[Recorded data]
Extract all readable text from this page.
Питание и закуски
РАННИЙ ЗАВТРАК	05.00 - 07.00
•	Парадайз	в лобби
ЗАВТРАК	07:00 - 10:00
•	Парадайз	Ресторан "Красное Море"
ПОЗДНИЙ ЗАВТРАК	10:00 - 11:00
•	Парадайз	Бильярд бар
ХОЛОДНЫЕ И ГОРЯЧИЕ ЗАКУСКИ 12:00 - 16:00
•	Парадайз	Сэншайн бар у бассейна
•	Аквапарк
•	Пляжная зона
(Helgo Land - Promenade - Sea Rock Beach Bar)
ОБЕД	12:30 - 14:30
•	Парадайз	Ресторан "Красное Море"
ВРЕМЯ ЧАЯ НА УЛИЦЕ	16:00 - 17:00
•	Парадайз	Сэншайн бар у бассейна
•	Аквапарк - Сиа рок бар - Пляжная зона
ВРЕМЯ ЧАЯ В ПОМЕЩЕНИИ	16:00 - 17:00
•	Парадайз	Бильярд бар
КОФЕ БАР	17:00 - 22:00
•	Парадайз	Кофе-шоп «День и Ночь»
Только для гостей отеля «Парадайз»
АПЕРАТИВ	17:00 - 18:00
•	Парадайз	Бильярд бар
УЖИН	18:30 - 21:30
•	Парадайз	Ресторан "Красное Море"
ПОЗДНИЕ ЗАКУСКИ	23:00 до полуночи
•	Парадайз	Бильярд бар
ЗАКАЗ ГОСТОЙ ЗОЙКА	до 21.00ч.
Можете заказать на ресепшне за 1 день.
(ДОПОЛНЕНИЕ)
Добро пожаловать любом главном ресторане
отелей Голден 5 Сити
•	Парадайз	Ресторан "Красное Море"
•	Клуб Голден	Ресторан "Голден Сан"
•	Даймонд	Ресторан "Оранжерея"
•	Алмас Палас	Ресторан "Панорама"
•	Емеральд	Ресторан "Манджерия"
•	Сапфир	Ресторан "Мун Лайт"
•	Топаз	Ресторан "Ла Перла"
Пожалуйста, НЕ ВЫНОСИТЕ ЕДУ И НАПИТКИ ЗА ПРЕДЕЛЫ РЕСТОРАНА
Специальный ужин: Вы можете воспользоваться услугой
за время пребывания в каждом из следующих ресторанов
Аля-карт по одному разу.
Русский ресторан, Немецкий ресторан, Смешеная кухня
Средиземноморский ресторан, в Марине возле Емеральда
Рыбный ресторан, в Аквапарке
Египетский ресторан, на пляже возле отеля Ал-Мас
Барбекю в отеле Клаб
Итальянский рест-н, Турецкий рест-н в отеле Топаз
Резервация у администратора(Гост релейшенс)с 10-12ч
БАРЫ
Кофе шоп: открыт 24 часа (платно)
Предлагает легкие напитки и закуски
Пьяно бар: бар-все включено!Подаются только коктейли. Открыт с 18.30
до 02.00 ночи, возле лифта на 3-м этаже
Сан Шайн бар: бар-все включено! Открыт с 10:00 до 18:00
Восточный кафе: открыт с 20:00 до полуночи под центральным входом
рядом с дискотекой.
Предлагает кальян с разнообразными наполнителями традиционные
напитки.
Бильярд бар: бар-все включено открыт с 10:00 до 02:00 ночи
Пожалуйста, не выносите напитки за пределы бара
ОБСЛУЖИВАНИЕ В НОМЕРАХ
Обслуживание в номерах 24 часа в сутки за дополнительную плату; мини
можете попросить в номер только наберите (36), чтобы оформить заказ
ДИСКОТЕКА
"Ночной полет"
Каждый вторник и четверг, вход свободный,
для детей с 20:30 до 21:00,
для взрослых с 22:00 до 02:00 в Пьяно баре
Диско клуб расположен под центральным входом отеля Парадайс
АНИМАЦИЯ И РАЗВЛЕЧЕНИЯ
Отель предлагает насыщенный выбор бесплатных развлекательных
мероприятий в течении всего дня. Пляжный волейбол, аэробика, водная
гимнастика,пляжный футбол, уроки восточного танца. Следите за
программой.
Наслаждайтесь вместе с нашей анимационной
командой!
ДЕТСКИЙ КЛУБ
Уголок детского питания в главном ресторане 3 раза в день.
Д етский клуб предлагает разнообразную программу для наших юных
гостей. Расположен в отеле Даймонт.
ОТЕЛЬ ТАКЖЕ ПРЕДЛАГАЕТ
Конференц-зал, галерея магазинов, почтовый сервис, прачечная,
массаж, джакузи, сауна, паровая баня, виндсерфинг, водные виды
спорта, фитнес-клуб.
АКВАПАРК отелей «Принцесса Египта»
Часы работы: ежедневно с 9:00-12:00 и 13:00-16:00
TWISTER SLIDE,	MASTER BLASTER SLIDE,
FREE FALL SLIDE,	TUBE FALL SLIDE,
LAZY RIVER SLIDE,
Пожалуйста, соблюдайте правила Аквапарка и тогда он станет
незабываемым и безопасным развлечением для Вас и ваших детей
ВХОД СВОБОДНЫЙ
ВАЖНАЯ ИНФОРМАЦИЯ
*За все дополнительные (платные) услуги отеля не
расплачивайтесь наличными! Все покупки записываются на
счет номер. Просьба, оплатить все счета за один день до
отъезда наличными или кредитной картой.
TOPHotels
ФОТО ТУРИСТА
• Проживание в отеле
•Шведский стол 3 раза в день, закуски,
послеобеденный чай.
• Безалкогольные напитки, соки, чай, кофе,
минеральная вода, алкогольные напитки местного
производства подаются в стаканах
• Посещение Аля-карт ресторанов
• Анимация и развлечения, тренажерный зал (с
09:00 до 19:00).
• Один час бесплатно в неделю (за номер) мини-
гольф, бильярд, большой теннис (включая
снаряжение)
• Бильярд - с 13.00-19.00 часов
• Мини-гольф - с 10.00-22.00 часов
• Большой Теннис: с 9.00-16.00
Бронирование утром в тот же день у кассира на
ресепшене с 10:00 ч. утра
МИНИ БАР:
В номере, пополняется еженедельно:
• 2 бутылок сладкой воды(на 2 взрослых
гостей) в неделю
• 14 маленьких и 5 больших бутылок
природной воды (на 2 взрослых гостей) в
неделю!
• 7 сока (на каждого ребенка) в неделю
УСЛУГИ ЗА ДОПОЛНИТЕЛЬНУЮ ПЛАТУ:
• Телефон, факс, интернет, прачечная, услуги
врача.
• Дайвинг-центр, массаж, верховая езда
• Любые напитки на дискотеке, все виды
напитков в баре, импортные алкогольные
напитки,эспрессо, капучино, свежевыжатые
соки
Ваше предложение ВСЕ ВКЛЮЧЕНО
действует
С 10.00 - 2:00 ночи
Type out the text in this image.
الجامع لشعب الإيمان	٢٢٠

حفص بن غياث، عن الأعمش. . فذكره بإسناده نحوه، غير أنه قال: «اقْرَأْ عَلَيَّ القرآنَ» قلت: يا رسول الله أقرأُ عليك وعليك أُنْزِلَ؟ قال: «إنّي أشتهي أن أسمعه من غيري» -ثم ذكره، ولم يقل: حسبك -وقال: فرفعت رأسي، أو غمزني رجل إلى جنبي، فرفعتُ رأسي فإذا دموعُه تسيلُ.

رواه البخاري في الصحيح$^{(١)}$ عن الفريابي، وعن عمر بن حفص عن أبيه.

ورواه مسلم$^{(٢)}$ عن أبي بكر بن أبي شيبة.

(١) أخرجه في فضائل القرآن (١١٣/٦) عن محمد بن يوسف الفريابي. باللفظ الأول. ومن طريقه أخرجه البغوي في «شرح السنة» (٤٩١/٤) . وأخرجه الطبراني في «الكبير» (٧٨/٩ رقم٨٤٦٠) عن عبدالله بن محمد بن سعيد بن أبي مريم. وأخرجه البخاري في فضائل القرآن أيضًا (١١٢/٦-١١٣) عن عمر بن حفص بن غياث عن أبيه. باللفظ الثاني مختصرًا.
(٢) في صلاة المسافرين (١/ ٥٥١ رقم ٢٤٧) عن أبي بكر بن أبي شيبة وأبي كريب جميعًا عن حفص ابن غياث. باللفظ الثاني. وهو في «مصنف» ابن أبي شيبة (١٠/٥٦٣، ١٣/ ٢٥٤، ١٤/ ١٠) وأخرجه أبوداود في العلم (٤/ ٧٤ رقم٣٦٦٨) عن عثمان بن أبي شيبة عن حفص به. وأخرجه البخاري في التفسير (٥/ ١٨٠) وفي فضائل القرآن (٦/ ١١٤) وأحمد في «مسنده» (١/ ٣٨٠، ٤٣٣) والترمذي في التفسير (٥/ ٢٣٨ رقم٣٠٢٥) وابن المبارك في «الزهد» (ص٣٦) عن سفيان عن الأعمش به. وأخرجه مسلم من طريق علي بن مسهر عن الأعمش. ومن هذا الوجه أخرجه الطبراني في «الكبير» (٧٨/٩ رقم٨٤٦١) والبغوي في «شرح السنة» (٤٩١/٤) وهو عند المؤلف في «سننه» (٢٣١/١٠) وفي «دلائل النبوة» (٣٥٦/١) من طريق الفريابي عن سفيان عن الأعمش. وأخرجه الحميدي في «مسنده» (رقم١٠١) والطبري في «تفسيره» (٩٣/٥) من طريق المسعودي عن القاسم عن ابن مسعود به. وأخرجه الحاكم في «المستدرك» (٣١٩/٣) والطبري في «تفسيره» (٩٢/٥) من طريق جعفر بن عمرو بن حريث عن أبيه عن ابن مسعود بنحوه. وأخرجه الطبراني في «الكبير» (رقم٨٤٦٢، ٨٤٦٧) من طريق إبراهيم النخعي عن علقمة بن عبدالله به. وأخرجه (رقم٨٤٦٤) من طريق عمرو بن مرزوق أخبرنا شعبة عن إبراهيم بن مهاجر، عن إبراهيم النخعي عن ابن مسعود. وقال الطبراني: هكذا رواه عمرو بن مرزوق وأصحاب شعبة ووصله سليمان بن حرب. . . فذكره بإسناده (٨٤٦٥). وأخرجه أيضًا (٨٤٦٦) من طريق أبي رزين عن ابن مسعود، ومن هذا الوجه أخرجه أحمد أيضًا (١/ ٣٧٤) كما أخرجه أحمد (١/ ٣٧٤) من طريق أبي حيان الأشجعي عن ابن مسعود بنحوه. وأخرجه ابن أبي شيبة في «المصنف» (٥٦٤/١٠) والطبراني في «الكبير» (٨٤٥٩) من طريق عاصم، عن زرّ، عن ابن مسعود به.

### Exercise:
Look through the material above. Copy each line where the word "детей" appears.

### Right answer:
для детей с 20:30 до 21:00,
незабываемым и безопасным развлечением для Вас и ваших детей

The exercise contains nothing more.